• _Short task_
Below are some entries; can you quote all of them exactly?

Stored data

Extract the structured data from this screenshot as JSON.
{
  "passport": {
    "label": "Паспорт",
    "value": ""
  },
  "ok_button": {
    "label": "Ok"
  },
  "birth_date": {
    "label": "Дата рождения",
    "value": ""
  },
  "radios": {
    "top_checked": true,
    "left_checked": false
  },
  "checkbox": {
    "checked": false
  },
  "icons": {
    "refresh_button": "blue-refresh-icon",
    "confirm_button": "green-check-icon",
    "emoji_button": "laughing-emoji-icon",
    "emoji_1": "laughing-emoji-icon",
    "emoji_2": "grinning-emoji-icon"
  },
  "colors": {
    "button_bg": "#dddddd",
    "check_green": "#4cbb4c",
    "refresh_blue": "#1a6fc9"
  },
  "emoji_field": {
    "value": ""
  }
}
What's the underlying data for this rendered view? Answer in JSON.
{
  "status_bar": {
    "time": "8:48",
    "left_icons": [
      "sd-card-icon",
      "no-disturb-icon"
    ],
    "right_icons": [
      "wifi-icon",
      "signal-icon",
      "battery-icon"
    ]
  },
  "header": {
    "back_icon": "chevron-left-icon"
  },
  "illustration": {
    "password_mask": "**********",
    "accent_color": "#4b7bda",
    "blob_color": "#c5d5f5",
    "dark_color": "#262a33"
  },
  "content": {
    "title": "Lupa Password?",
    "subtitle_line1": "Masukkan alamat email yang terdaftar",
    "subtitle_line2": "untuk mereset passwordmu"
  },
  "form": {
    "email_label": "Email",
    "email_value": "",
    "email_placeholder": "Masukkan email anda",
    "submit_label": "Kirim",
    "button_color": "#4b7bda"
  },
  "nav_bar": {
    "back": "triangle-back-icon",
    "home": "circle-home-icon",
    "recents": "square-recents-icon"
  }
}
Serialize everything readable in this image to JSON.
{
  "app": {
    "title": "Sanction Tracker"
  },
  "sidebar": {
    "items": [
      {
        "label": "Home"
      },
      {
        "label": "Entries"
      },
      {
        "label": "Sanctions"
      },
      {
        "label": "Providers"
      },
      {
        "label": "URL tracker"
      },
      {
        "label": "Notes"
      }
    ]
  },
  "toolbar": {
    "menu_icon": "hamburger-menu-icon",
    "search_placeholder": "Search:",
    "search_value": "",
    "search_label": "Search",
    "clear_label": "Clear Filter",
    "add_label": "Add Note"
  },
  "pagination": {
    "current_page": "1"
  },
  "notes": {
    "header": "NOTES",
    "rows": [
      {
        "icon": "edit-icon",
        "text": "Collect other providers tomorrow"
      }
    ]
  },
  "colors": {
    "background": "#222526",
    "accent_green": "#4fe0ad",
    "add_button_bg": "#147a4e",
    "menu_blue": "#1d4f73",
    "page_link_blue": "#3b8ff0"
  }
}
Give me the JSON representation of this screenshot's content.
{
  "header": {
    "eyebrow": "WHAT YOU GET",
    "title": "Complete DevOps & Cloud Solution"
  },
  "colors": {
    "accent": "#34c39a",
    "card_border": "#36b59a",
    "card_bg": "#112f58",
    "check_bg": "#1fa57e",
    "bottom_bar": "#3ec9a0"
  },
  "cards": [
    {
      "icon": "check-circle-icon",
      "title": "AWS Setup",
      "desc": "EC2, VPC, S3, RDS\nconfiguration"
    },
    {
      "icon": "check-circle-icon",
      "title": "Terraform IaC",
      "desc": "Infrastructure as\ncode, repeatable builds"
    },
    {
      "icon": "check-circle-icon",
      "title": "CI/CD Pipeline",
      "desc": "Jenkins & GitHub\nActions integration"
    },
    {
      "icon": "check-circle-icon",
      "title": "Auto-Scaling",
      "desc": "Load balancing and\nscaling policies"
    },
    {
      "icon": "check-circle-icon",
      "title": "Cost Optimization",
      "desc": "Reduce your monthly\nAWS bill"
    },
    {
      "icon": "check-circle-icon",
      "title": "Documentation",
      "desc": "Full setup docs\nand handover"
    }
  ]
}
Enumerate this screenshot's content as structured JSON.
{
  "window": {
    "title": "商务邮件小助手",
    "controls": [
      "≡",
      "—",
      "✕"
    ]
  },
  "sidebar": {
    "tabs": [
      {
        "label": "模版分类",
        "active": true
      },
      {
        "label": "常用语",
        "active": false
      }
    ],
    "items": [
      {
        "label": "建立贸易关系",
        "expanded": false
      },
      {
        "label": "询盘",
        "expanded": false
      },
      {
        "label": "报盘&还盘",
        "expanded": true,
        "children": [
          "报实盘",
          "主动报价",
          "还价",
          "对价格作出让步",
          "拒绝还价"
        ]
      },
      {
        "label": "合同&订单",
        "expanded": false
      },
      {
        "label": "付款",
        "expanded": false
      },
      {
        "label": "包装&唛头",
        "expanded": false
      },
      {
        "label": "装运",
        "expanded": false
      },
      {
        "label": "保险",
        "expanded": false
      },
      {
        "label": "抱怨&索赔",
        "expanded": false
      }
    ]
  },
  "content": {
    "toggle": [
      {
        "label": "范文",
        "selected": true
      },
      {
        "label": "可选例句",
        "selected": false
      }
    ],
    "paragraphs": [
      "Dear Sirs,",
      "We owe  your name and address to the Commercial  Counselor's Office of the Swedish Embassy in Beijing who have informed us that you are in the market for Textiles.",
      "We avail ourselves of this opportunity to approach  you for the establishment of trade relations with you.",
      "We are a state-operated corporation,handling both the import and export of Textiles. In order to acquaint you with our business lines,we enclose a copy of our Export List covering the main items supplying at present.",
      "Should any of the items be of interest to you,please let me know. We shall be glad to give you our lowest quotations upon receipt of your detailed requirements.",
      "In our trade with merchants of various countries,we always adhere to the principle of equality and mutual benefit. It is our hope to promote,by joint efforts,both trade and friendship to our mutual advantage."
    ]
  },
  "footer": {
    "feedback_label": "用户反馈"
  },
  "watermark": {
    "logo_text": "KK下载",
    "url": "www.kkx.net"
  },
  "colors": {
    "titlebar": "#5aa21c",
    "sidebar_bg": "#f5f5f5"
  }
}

• _Result of the exercise_
Extract the structured data from this screenshot as JSON.
{
  "passport": {
    "label": "Паспорт",
    "value": ""
  },
  "ok_button": {
    "label": "Ok"
  },
  "birth_date": {
    "label": "Дата рождения",
    "value": ""
  },
  "radios": {
    "top_checked": true,
    "left_checked": false
  },
  "checkbox": {
    "checked": false
  },
  "icons": {
    "refresh_button": "blue-refresh-icon",
    "confirm_button": "green-check-icon",
    "emoji_button": "laughing-emoji-icon",
    "emoji_1": "laughing-emoji-icon",
    "emoji_2": "grinning-emoji-icon"
  },
  "colors": {
    "button_bg": "#dddddd",
    "check_green": "#4cbb4c",
    "refresh_blue": "#1a6fc9"
  },
  "emoji_field": {
    "value": ""
  }
}
What's the underlying data for this rendered view? Answer in JSON.
{
  "status_bar": {
    "time": "8:48",
    "left_icons": [
      "sd-card-icon",
      "no-disturb-icon"
    ],
    "right_icons": [
      "wifi-icon",
      "signal-icon",
      "battery-icon"
    ]
  },
  "header": {
    "back_icon": "chevron-left-icon"
  },
  "illustration": {
    "password_mask": "**********",
    "accent_color": "#4b7bda",
    "blob_color": "#c5d5f5",
    "dark_color": "#262a33"
  },
  "content": {
    "title": "Lupa Password?",
    "subtitle_line1": "Masukkan alamat email yang terdaftar",
    "subtitle_line2": "untuk mereset passwordmu"
  },
  "form": {
    "email_label": "Email",
    "email_value": "",
    "email_placeholder": "Masukkan email anda",
    "submit_label": "Kirim",
    "button_color": "#4b7bda"
  },
  "nav_bar": {
    "back": "triangle-back-icon",
    "home": "circle-home-icon",
    "recents": "square-recents-icon"
  }
}
Serialize everything readable in this image to JSON.
{
  "app": {
    "title": "Sanction Tracker"
  },
  "sidebar": {
    "items": [
      {
        "label": "Home"
      },
      {
        "label": "Entries"
      },
      {
        "label": "Sanctions"
      },
      {
        "label": "Providers"
      },
      {
        "label": "URL tracker"
      },
      {
        "label": "Notes"
      }
    ]
  },
  "toolbar": {
    "menu_icon": "hamburger-menu-icon",
    "search_placeholder": "Search:",
    "search_value": "",
    "search_label": "Search",
    "clear_label": "Clear Filter",
    "add_label": "Add Note"
  },
  "pagination": {
    "current_page": "1"
  },
  "notes": {
    "header": "NOTES",
    "rows": [
      {
        "icon": "edit-icon",
        "text": "Collect other providers tomorrow"
      }
    ]
  },
  "colors": {
    "background": "#222526",
    "accent_green": "#4fe0ad",
    "add_button_bg": "#147a4e",
    "menu_blue": "#1d4f73",
    "page_link_blue": "#3b8ff0"
  }
}
Give me the JSON representation of this screenshot's content.
{
  "header": {
    "eyebrow": "WHAT YOU GET",
    "title": "Complete DevOps & Cloud Solution"
  },
  "colors": {
    "accent": "#34c39a",
    "card_border": "#36b59a",
    "card_bg": "#112f58",
    "check_bg": "#1fa57e",
    "bottom_bar": "#3ec9a0"
  },
  "cards": [
    {
      "icon": "check-circle-icon",
      "title": "AWS Setup",
      "desc": "EC2, VPC, S3, RDS\nconfiguration"
    },
    {
      "icon": "check-circle-icon",
      "title": "Terraform IaC",
      "desc": "Infrastructure as\ncode, repeatable builds"
    },
    {
      "icon": "check-circle-icon",
      "title": "CI/CD Pipeline",
      "desc": "Jenkins & GitHub\nActions integration"
    },
    {
      "icon": "check-circle-icon",
      "title": "Auto-Scaling",
      "desc": "Load balancing and\nscaling policies"
    },
    {
      "icon": "check-circle-icon",
      "title": "Cost Optimization",
      "desc": "Reduce your monthly\nAWS bill"
    },
    {
      "icon": "check-circle-icon",
      "title": "Documentation",
      "desc": "Full setup docs\nand handover"
    }
  ]
}
Enumerate this screenshot's content as structured JSON.
{
  "window": {
    "title": "商务邮件小助手",
    "controls": [
      "≡",
      "—",
      "✕"
    ]
  },
  "sidebar": {
    "tabs": [
      {
        "label": "模版分类",
        "active": true
      },
      {
        "label": "常用语",
        "active": false
      }
    ],
    "items": [
      {
        "label": "建立贸易关系",
        "expanded": false
      },
      {
        "label": "询盘",
        "expanded": false
      },
      {
        "label": "报盘&还盘",
        "expanded": true,
        "children": [
          "报实盘",
          "主动报价",
          "还价",
          "对价格作出让步",
          "拒绝还价"
        ]
      },
      {
        "label": "合同&订单",
        "expanded": false
      },
      {
        "label": "付款",
        "expanded": false
      },
      {
        "label": "包装&唛头",
        "expanded": false
      },
      {
        "label": "装运",
        "expanded": false
      },
      {
        "label": "保险",
        "expanded": false
      },
      {
        "label": "抱怨&索赔",
        "expanded": false
      }
    ]
  },
  "content": {
    "toggle": [
      {
        "label": "范文",
        "selected": true
      },
      {
        "label": "可选例句",
        "selected": false
      }
    ],
    "paragraphs": [
      "Dear Sirs,",
      "We owe  your name and address to the Commercial  Counselor's Office of the Swedish Embassy in Beijing who have informed us that you are in the market for Textiles.",
      "We avail ourselves of this opportunity to approach  you for the establishment of trade relations with you.",
      "We are a state-operated corporation,handling both the import and export of Textiles. In order to acquaint you with our business lines,we enclose a copy of our Export List covering the main items supplying at present.",
      "Should any of the items be of interest to you,please let me know. We shall be glad to give you our lowest quotations upon receipt of your detailed requirements.",
      "In our trade with merchants of various countries,we always adhere to the principle of equality and mutual benefit. It is our hope to promote,by joint efforts,both trade and friendship to our mutual advantage."
    ]
  },
  "footer": {
    "feedback_label": "用户反馈"
  },
  "watermark": {
    "logo_text": "KK下载",
    "url": "www.kkx.net"
  },
  "colors": {
    "titlebar": "#5aa21c",
    "sidebar_bg": "#f5f5f5"
  }
}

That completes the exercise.